:: Given task ::
Repeat the listing in full, preserving every character.

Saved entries
· · · ·
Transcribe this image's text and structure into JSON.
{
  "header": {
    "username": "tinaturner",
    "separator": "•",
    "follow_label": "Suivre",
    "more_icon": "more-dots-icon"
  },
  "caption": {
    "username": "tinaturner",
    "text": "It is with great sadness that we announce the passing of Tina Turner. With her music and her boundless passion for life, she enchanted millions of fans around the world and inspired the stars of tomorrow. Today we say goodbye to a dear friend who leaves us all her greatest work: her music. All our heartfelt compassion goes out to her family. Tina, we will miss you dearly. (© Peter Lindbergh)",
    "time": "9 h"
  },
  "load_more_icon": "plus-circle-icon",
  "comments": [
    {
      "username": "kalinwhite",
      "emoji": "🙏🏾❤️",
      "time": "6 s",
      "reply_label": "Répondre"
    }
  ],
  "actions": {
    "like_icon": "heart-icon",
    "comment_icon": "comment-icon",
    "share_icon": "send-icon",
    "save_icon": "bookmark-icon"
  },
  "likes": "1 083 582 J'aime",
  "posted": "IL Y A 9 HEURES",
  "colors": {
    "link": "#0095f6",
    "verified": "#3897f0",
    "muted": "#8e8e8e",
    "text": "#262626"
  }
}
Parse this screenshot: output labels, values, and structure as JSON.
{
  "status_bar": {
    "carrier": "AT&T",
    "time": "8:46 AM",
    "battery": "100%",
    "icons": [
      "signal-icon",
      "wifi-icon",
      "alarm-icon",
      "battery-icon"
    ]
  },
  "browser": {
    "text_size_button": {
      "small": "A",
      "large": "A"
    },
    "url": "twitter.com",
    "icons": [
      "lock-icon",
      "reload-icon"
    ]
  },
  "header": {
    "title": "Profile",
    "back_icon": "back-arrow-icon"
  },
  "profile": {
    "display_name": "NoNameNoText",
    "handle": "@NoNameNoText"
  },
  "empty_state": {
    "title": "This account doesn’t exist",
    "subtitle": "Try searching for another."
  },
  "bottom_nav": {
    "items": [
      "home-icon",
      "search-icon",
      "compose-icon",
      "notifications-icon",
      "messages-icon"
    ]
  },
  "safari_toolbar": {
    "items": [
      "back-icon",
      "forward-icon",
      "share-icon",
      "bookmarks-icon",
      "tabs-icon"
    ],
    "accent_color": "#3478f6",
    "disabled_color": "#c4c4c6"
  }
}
· · · ·
:: Solution to this problem ::
Transcribe this image's text and structure into JSON.
{
  "header": {
    "username": "tinaturner",
    "separator": "•",
    "follow_label": "Suivre",
    "more_icon": "more-dots-icon"
  },
  "caption": {
    "username": "tinaturner",
    "text": "It is with great sadness that we announce the passing of Tina Turner. With her music and her boundless passion for life, she enchanted millions of fans around the world and inspired the stars of tomorrow. Today we say goodbye to a dear friend who leaves us all her greatest work: her music. All our heartfelt compassion goes out to her family. Tina, we will miss you dearly. (© Peter Lindbergh)",
    "time": "9 h"
  },
  "load_more_icon": "plus-circle-icon",
  "comments": [
    {
      "username": "kalinwhite",
      "emoji": "🙏🏾❤️",
      "time": "6 s",
      "reply_label": "Répondre"
    }
  ],
  "actions": {
    "like_icon": "heart-icon",
    "comment_icon": "comment-icon",
    "share_icon": "send-icon",
    "save_icon": "bookmark-icon"
  },
  "likes": "1 083 582 J'aime",
  "posted": "IL Y A 9 HEURES",
  "colors": {
    "link": "#0095f6",
    "verified": "#3897f0",
    "muted": "#8e8e8e",
    "text": "#262626"
  }
}
Parse this screenshot: output labels, values, and structure as JSON.
{
  "status_bar": {
    "carrier": "AT&T",
    "time": "8:46 AM",
    "battery": "100%",
    "icons": [
      "signal-icon",
      "wifi-icon",
      "alarm-icon",
      "battery-icon"
    ]
  },
  "browser": {
    "text_size_button": {
      "small": "A",
      "large": "A"
    },
    "url": "twitter.com",
    "icons": [
      "lock-icon",
      "reload-icon"
    ]
  },
  "header": {
    "title": "Profile",
    "back_icon": "back-arrow-icon"
  },
  "profile": {
    "display_name": "NoNameNoText",
    "handle": "@NoNameNoText"
  },
  "empty_state": {
    "title": "This account doesn’t exist",
    "subtitle": "Try searching for another."
  },
  "bottom_nav": {
    "items": [
      "home-icon",
      "search-icon",
      "compose-icon",
      "notifications-icon",
      "messages-icon"
    ]
  },
  "safari_toolbar": {
    "items": [
      "back-icon",
      "forward-icon",
      "share-icon",
      "bookmarks-icon",
      "tabs-icon"
    ],
    "accent_color": "#3478f6",
    "disabled_color": "#c4c4c6"
  }
}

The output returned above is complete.